▶ **WHAT NEEDS TO BE DONE**
Seek out every line containing the word "area", and copy each.

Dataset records

------------------------------

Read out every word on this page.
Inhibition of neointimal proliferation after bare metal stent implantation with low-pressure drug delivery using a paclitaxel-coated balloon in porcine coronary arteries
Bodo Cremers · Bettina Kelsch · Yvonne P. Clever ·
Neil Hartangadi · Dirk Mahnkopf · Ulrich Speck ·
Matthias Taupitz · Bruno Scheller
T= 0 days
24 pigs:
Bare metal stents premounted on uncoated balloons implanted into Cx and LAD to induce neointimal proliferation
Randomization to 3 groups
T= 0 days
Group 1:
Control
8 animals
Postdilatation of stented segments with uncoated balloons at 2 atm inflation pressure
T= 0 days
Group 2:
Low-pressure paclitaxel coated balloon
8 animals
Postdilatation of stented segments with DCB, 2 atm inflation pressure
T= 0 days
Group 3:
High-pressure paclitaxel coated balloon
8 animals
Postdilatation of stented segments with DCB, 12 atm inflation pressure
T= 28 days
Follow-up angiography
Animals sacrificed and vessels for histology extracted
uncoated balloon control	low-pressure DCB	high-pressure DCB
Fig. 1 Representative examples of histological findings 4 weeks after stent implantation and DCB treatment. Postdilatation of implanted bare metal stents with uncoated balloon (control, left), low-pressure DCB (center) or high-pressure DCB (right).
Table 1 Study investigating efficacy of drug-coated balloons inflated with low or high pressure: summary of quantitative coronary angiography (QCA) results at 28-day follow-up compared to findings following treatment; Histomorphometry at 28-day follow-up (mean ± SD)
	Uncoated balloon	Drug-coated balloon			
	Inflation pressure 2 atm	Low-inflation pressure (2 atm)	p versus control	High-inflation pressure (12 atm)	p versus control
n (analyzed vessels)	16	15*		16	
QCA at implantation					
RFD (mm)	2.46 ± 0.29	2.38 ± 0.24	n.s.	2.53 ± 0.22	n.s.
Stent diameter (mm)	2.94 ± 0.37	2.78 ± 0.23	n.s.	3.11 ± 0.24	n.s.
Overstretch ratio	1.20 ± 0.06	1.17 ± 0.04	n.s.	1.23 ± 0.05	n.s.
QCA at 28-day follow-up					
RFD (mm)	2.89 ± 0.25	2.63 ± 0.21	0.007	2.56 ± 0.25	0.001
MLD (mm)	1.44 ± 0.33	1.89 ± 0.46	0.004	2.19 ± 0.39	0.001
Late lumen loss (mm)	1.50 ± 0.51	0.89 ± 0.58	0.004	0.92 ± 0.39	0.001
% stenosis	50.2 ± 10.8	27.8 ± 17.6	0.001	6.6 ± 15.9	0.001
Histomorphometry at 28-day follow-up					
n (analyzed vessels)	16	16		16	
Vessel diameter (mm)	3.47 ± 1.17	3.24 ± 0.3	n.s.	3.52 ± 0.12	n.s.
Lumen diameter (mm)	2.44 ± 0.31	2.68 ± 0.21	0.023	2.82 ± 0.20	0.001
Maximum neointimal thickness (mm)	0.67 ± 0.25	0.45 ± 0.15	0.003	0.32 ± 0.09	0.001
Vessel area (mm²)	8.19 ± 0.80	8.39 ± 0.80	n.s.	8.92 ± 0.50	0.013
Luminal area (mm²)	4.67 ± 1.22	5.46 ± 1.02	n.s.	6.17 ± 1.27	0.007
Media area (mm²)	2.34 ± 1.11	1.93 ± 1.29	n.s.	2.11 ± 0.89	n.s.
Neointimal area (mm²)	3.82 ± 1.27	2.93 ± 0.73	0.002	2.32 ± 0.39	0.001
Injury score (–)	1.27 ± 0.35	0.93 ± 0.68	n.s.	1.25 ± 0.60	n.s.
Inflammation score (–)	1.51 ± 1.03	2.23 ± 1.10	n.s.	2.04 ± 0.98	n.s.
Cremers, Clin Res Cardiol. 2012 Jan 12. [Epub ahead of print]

------------------------------

▶ **SOLUTION FOR THIS EXERCISE**
Vessel area (mm²)	8.19 ± 0.80	8.39 ± 0.80	n.s.	8.92 ± 0.50	0.013
Luminal area (mm²)	4.67 ± 1.22	5.46 ± 1.02	n.s.	6.17 ± 1.27	0.007
Media area (mm²)	2.34 ± 1.11	1.93 ± 1.29	n.s.	2.11 ± 0.89	n.s.
Neointimal area (mm²)	3.82 ± 1.27	2.93 ± 0.73	0.002	2.32 ± 0.39	0.001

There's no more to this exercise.